TASK GOAL => The listing beneath should be written out in full, exactly as shown.

TASK INPUT =>
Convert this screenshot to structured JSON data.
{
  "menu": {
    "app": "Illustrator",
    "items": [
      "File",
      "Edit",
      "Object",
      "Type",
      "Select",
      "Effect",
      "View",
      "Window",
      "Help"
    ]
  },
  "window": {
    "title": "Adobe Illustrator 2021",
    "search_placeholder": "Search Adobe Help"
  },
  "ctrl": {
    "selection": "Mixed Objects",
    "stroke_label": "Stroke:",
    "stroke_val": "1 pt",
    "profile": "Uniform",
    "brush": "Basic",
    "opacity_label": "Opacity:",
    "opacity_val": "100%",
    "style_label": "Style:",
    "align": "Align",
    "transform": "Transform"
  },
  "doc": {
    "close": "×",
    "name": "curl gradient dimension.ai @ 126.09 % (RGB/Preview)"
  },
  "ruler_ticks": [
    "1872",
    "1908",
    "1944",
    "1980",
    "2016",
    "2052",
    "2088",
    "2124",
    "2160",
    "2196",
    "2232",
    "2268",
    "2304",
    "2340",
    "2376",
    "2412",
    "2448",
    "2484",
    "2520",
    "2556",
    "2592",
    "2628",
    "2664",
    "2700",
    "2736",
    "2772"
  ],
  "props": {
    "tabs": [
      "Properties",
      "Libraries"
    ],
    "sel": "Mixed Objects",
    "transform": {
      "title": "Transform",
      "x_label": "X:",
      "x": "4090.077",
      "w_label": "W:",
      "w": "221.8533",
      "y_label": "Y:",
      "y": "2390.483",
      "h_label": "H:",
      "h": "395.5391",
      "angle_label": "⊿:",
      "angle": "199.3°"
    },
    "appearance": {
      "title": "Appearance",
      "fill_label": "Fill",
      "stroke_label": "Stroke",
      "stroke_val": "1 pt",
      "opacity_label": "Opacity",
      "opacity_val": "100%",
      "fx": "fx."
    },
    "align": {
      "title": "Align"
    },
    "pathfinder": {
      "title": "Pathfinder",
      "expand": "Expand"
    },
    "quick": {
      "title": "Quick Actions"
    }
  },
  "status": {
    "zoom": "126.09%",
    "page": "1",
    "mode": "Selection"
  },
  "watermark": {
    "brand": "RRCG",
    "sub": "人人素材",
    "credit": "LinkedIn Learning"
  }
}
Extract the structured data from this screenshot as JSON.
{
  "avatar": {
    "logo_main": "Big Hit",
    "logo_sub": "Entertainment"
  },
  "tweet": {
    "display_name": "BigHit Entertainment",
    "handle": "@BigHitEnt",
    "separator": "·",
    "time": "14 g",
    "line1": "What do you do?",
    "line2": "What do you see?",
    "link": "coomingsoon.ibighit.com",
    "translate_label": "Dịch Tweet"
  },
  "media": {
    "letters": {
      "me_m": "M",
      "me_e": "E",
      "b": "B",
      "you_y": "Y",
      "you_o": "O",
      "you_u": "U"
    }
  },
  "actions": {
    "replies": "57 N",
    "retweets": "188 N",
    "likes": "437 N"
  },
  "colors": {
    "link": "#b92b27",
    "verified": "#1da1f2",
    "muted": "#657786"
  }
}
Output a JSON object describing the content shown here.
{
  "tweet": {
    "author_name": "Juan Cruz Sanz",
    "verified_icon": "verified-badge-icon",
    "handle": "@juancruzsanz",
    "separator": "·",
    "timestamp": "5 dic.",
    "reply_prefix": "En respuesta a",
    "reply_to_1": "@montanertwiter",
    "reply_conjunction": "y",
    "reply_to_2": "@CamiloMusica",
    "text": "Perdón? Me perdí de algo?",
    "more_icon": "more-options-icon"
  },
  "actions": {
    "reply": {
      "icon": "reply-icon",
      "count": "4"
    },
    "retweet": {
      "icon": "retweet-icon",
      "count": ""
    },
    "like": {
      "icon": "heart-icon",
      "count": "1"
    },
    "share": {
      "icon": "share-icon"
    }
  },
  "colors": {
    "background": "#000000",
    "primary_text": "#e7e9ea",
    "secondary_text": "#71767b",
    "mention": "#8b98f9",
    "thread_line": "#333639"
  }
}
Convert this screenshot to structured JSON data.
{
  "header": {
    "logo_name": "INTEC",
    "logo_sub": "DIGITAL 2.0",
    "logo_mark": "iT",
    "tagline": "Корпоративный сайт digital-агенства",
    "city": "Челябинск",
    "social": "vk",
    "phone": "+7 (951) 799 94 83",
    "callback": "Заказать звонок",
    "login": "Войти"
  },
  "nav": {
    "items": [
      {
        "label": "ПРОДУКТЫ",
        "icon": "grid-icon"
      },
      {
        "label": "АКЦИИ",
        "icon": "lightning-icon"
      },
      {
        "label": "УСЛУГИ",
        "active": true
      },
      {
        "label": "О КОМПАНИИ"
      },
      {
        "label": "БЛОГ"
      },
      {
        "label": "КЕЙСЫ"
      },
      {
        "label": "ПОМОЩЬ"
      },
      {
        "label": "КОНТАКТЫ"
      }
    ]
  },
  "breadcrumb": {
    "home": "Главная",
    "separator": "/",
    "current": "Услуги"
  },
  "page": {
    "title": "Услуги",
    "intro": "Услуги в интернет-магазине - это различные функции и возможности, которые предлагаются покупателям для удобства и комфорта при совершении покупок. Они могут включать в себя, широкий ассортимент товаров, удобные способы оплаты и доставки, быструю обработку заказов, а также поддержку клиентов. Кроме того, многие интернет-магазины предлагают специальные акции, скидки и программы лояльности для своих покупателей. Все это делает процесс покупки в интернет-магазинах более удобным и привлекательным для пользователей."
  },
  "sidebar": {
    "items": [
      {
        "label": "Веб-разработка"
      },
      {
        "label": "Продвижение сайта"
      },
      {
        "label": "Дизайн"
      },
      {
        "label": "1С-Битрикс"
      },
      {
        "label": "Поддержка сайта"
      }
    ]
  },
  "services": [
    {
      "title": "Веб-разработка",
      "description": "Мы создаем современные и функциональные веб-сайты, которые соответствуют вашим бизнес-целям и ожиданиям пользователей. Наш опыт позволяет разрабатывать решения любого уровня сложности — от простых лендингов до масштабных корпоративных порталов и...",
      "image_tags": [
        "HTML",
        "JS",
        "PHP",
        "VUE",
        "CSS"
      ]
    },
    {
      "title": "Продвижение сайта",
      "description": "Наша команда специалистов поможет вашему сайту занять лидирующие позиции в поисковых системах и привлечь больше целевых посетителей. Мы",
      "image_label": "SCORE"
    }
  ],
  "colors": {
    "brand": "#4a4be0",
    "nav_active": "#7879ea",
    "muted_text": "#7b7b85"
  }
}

COMPLETED TASK =>
Convert this screenshot to structured JSON data.
{
  "menu": {
    "app": "Illustrator",
    "items": [
      "File",
      "Edit",
      "Object",
      "Type",
      "Select",
      "Effect",
      "View",
      "Window",
      "Help"
    ]
  },
  "window": {
    "title": "Adobe Illustrator 2021",
    "search_placeholder": "Search Adobe Help"
  },
  "ctrl": {
    "selection": "Mixed Objects",
    "stroke_label": "Stroke:",
    "stroke_val": "1 pt",
    "profile": "Uniform",
    "brush": "Basic",
    "opacity_label": "Opacity:",
    "opacity_val": "100%",
    "style_label": "Style:",
    "align": "Align",
    "transform": "Transform"
  },
  "doc": {
    "close": "×",
    "name": "curl gradient dimension.ai @ 126.09 % (RGB/Preview)"
  },
  "ruler_ticks": [
    "1872",
    "1908",
    "1944",
    "1980",
    "2016",
    "2052",
    "2088",
    "2124",
    "2160",
    "2196",
    "2232",
    "2268",
    "2304",
    "2340",
    "2376",
    "2412",
    "2448",
    "2484",
    "2520",
    "2556",
    "2592",
    "2628",
    "2664",
    "2700",
    "2736",
    "2772"
  ],
  "props": {
    "tabs": [
      "Properties",
      "Libraries"
    ],
    "sel": "Mixed Objects",
    "transform": {
      "title": "Transform",
      "x_label": "X:",
      "x": "4090.077",
      "w_label": "W:",
      "w": "221.8533",
      "y_label": "Y:",
      "y": "2390.483",
      "h_label": "H:",
      "h": "395.5391",
      "angle_label": "⊿:",
      "angle": "199.3°"
    },
    "appearance": {
      "title": "Appearance",
      "fill_label": "Fill",
      "stroke_label": "Stroke",
      "stroke_val": "1 pt",
      "opacity_label": "Opacity",
      "opacity_val": "100%",
      "fx": "fx."
    },
    "align": {
      "title": "Align"
    },
    "pathfinder": {
      "title": "Pathfinder",
      "expand": "Expand"
    },
    "quick": {
      "title": "Quick Actions"
    }
  },
  "status": {
    "zoom": "126.09%",
    "page": "1",
    "mode": "Selection"
  },
  "watermark": {
    "brand": "RRCG",
    "sub": "人人素材",
    "credit": "LinkedIn Learning"
  }
}
Extract the structured data from this screenshot as JSON.
{
  "avatar": {
    "logo_main": "Big Hit",
    "logo_sub": "Entertainment"
  },
  "tweet": {
    "display_name": "BigHit Entertainment",
    "handle": "@BigHitEnt",
    "separator": "·",
    "time": "14 g",
    "line1": "What do you do?",
    "line2": "What do you see?",
    "link": "coomingsoon.ibighit.com",
    "translate_label": "Dịch Tweet"
  },
  "media": {
    "letters": {
      "me_m": "M",
      "me_e": "E",
      "b": "B",
      "you_y": "Y",
      "you_o": "O",
      "you_u": "U"
    }
  },
  "actions": {
    "replies": "57 N",
    "retweets": "188 N",
    "likes": "437 N"
  },
  "colors": {
    "link": "#b92b27",
    "verified": "#1da1f2",
    "muted": "#657786"
  }
}
Output a JSON object describing the content shown here.
{
  "tweet": {
    "author_name": "Juan Cruz Sanz",
    "verified_icon": "verified-badge-icon",
    "handle": "@juancruzsanz",
    "separator": "·",
    "timestamp": "5 dic.",
    "reply_prefix": "En respuesta a",
    "reply_to_1": "@montanertwiter",
    "reply_conjunction": "y",
    "reply_to_2": "@CamiloMusica",
    "text": "Perdón? Me perdí de algo?",
    "more_icon": "more-options-icon"
  },
  "actions": {
    "reply": {
      "icon": "reply-icon",
      "count": "4"
    },
    "retweet": {
      "icon": "retweet-icon",
      "count": ""
    },
    "like": {
      "icon": "heart-icon",
      "count": "1"
    },
    "share": {
      "icon": "share-icon"
    }
  },
  "colors": {
    "background": "#000000",
    "primary_text": "#e7e9ea",
    "secondary_text": "#71767b",
    "mention": "#8b98f9",
    "thread_line": "#333639"
  }
}
Convert this screenshot to structured JSON data.
{
  "header": {
    "logo_name": "INTEC",
    "logo_sub": "DIGITAL 2.0",
    "logo_mark": "iT",
    "tagline": "Корпоративный сайт digital-агенства",
    "city": "Челябинск",
    "social": "vk",
    "phone": "+7 (951) 799 94 83",
    "callback": "Заказать звонок",
    "login": "Войти"
  },
  "nav": {
    "items": [
      {
        "label": "ПРОДУКТЫ",
        "icon": "grid-icon"
      },
      {
        "label": "АКЦИИ",
        "icon": "lightning-icon"
      },
      {
        "label": "УСЛУГИ",
        "active": true
      },
      {
        "label": "О КОМПАНИИ"
      },
      {
        "label": "БЛОГ"
      },
      {
        "label": "КЕЙСЫ"
      },
      {
        "label": "ПОМОЩЬ"
      },
      {
        "label": "КОНТАКТЫ"
      }
    ]
  },
  "breadcrumb": {
    "home": "Главная",
    "separator": "/",
    "current": "Услуги"
  },
  "page": {
    "title": "Услуги",
    "intro": "Услуги в интернет-магазине - это различные функции и возможности, которые предлагаются покупателям для удобства и комфорта при совершении покупок. Они могут включать в себя, широкий ассортимент товаров, удобные способы оплаты и доставки, быструю обработку заказов, а также поддержку клиентов. Кроме того, многие интернет-магазины предлагают специальные акции, скидки и программы лояльности для своих покупателей. Все это делает процесс покупки в интернет-магазинах более удобным и привлекательным для пользователей."
  },
  "sidebar": {
    "items": [
      {
        "label": "Веб-разработка"
      },
      {
        "label": "Продвижение сайта"
      },
      {
        "label": "Дизайн"
      },
      {
        "label": "1С-Битрикс"
      },
      {
        "label": "Поддержка сайта"
      }
    ]
  },
  "services": [
    {
      "title": "Веб-разработка",
      "description": "Мы создаем современные и функциональные веб-сайты, которые соответствуют вашим бизнес-целям и ожиданиям пользователей. Наш опыт позволяет разрабатывать решения любого уровня сложности — от простых лендингов до масштабных корпоративных порталов и...",
      "image_tags": [
        "HTML",
        "JS",
        "PHP",
        "VUE",
        "CSS"
      ]
    },
    {
      "title": "Продвижение сайта",
      "description": "Наша команда специалистов поможет вашему сайту занять лидирующие позиции в поисковых системах и привлечь больше целевых посетителей. Мы",
      "image_label": "SCORE"
    }
  ],
  "colors": {
    "brand": "#4a4be0",
    "nav_active": "#7879ea",
    "muted_text": "#7b7b85"
  }
}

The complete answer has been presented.